Or les notions de réalité et d’autorité sont beaucoup plus étroitement liées
que nous nous en rendons compte, estime Koert van Mensvoort. Les technologies
des médias ont atteint un niveau d’autorité au sein de notre société qui
augmente leur réalisme et les réalités qu’elles produisent augmentent leur
autorité. Faisant référence au télescope de Galilée qui a fait basculer notre
vision du monde, nos outils numériques sont devenus nos nouveaux télescopes, nos
moyens pour observer notre univers. Nous saluons nos amis via nos webcams, nous
trouvons notre chemin grâce aux GPS, nous inspectons le toit de notre maison
avec Google Earth... "Notre vision du monde est façonnée par les interfaces
de nos médias".
L’ethnographe Sherry Turckle dans Life on the screen, ne disait pas autre
chose, rappelle le philosophe et designer Stéphane Vial [@svial] dans
son livre L’être et l’écran, comment le numérique change la
perception [6]. Nous sommes "de plus en plus à l’aise
dans le fait de substituer des représentations de la réalité à la réalité",
c’est-à-dire avec le fait de considérer des réalités simulationnelles comme des
réalités tout court. Les interfaces numériques, et notre consommation d’images
qui vont avec, constituent une nouvelle matrice, une nouvelle forme où se coule
notre perception.
"S’envoyer des messages, faire des achats en ligne, échanger sur Twitter,
tout cela ne résonne plus pour nous comme des pratiques relevant d’un
cyberspace, mais comme des pratiques relevant du même espace que l’espace du
monde", rappelle le philosophe. La culture de la simulation nous a appris à
prendre ce que nous voyons sous l’angle de l’interface, c’est-à-dire percevoir
de manière nouvelle, acquérir une manière nouvelle "de se-sentir-au-monde". Nous
ne sommes plus projetés dans la rêverie du virtuel, mais nous vivons avec des
interfaces numériques... Bref, "nous reconnaissons de plus en plus le
phénomène informatisé dans son objectivité technique et sa matérialité bien
réelle."

========================================

» Consignes de l'exercice:
1: Répondez à ces questions sur l'extrait consacré aux interfaces numériques :
(a) À quel instrument de Galilée nos outils numériques sont-ils comparés ?
(b) Quel livre de Stéphane Vial est cité ?
(c) Quelles pratiques le philosophe cite-t-il comme ne relevant plus d'un cyberspace ?
2: Résumez en deux phrases l'extrait consacré aux interfaces numériques.
3: Rédigez la suite de l'extrait consacré aux interfaces numériques, à partir de sa dernière phrase.

========================================

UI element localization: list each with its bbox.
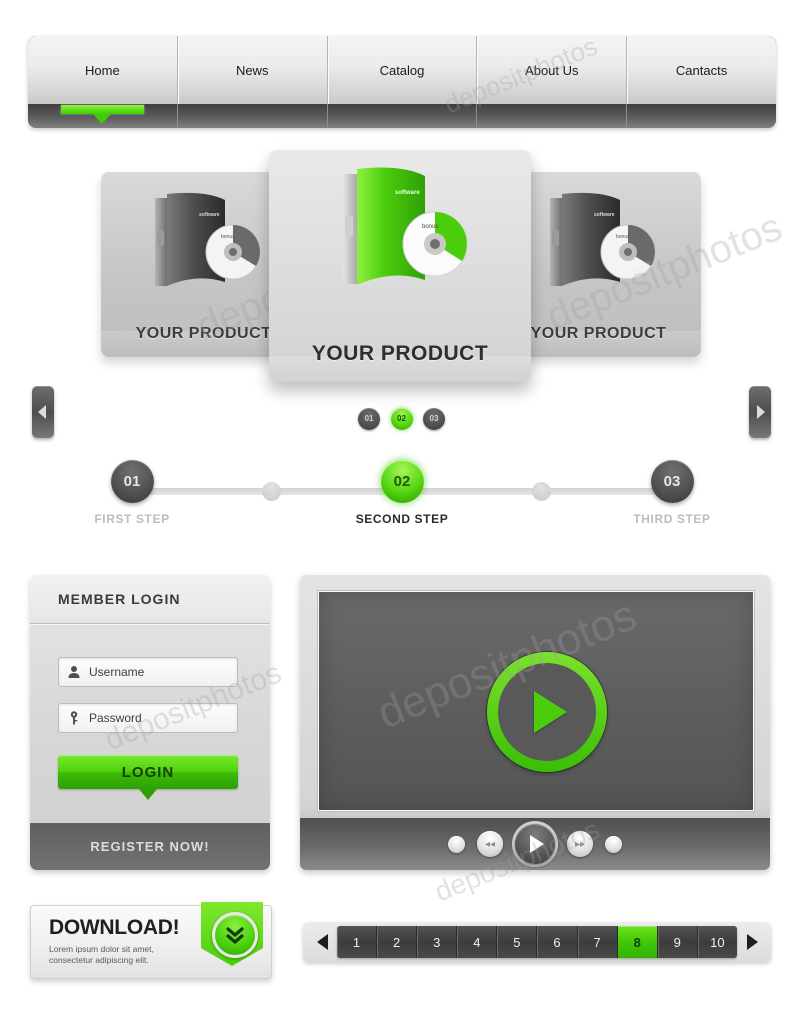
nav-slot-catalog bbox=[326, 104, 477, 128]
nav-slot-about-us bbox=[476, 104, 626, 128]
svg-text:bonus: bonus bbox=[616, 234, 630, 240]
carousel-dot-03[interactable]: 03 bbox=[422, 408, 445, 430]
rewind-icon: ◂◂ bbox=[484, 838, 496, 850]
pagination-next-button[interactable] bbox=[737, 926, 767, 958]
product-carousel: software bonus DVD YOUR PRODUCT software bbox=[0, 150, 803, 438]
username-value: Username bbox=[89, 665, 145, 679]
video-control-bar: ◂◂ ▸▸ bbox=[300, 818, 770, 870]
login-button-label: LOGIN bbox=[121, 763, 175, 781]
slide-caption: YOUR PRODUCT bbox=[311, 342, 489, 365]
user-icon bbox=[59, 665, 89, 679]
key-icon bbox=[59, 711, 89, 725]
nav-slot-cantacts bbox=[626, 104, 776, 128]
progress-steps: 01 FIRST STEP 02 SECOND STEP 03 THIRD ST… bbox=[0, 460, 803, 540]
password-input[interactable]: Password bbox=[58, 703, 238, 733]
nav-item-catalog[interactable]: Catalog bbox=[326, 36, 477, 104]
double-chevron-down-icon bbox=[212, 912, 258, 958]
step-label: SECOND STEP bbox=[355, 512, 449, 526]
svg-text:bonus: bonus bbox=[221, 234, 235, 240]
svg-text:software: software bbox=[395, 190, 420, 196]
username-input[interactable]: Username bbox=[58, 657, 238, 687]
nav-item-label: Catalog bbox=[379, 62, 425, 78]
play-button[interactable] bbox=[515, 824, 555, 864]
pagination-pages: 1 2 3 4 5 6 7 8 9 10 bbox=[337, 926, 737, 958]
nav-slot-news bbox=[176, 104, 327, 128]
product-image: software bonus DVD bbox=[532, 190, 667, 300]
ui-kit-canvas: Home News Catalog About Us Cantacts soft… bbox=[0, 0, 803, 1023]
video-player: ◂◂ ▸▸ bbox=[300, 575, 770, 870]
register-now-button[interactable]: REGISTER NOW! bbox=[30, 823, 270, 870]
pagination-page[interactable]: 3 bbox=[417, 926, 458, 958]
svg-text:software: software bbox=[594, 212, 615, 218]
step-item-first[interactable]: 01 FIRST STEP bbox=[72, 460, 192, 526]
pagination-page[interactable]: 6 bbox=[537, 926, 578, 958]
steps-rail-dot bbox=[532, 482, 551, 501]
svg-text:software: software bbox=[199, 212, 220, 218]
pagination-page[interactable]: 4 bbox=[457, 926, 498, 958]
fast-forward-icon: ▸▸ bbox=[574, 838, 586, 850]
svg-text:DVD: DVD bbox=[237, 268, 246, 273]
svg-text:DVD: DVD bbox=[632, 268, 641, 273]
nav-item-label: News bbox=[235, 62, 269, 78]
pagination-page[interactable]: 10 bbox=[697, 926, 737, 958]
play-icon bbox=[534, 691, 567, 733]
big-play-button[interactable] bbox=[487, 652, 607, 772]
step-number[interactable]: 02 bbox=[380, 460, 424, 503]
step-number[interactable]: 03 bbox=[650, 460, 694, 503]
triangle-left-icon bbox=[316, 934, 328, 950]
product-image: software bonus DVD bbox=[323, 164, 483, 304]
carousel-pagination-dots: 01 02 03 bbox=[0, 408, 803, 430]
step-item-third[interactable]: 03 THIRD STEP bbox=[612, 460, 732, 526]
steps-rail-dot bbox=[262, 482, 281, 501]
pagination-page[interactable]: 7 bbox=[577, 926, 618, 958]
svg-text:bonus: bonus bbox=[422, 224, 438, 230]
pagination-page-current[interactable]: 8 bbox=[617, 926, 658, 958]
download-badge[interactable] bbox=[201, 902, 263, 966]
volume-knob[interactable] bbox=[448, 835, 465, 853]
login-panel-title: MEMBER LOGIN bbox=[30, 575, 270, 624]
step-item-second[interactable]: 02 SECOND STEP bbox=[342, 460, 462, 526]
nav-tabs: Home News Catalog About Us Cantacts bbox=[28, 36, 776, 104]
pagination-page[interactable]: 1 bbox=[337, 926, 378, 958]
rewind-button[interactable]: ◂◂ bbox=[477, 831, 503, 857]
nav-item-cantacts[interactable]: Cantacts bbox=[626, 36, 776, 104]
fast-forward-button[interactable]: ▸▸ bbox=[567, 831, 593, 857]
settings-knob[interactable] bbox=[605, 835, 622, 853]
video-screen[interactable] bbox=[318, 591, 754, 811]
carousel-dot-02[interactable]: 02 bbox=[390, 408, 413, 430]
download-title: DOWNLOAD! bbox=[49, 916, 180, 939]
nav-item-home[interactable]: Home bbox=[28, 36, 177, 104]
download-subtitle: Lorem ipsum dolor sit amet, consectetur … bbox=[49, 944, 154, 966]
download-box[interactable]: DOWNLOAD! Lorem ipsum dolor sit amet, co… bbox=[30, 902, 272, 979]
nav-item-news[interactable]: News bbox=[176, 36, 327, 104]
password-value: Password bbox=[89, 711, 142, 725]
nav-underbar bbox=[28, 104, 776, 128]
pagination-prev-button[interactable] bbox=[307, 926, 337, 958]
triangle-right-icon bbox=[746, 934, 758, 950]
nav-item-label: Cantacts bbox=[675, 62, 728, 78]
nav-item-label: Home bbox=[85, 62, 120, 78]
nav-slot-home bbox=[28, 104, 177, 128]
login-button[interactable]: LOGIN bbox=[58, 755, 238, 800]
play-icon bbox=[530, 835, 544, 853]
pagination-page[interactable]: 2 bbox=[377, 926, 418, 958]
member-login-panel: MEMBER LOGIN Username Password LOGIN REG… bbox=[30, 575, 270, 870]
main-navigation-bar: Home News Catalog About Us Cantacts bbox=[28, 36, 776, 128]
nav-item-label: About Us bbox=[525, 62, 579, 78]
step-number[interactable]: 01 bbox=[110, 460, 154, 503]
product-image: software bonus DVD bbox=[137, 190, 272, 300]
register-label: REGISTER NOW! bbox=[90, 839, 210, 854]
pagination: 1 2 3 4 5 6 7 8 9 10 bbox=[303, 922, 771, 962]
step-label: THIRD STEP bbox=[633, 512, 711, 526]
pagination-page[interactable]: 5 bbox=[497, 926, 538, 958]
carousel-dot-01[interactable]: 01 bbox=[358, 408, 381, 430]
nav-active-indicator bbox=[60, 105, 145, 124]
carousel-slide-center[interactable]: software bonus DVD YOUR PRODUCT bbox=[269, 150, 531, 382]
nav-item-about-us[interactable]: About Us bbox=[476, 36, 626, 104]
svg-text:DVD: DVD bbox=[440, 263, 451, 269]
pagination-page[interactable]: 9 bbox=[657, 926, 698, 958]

========================================

» Résultats dans l'ordre:
1:
(a) Au télescope de Galilée : nos outils numériques sont devenus nos nouveaux télescopes.
(b) L'être et l'écran, comment le numérique change la perception.
(c) S'envoyer des messages, faire des achats en ligne et échanger sur Twitter.

2: Selon Koert van Mensvoort, réalité et autorité sont étroitement liées, et nos outils numériques sont devenus de nouveaux télescopes qui façonnent notre vision du monde. Stéphane Vial rappelle, après Sherry Turckle, que nous substituons de plus en plus des représentations à la réalité et que nos pratiques en ligne relèvent désormais du même espace que celui du monde.

3:
L’hypothèse du virtuel, c’est-à-dire cette opposition entre réel et virtuel
que nous avons longtemps pratiqué, et que Stéphane Vial démonte dans son livre
(ce qu’il faisait également d’une manière plus synthétique encore
dans Place de la Toile), n’aura été qu’un premier pas pour comprendre la
manifestation induite par le système technique numérique.
Reste à comprendre ce que cette société de simulation veut de nous. Ce
qu’elle nous apprend. Si ce qu’elle nous apprend peut nous servir dans le monde
physique (à l’image de cet enfant suédois qui utilisa son savoir-faire acquis
dans World of Warcraft pour sauver sa sœur d’une attaque d’élan), ou si elle
ne cherche qu’à le subvertir, qu’à le transformer, à l’image de ces faux réels que nous ne cessons d’inventer ? Qu’est-ce que cette
société de simulation tente de nous faire accepter d’autre que "transformer le réel en objet fétiche" ? Que d’être
nous-mêmes l’objet de cette simulation et donc d’une stimulation
incessante ?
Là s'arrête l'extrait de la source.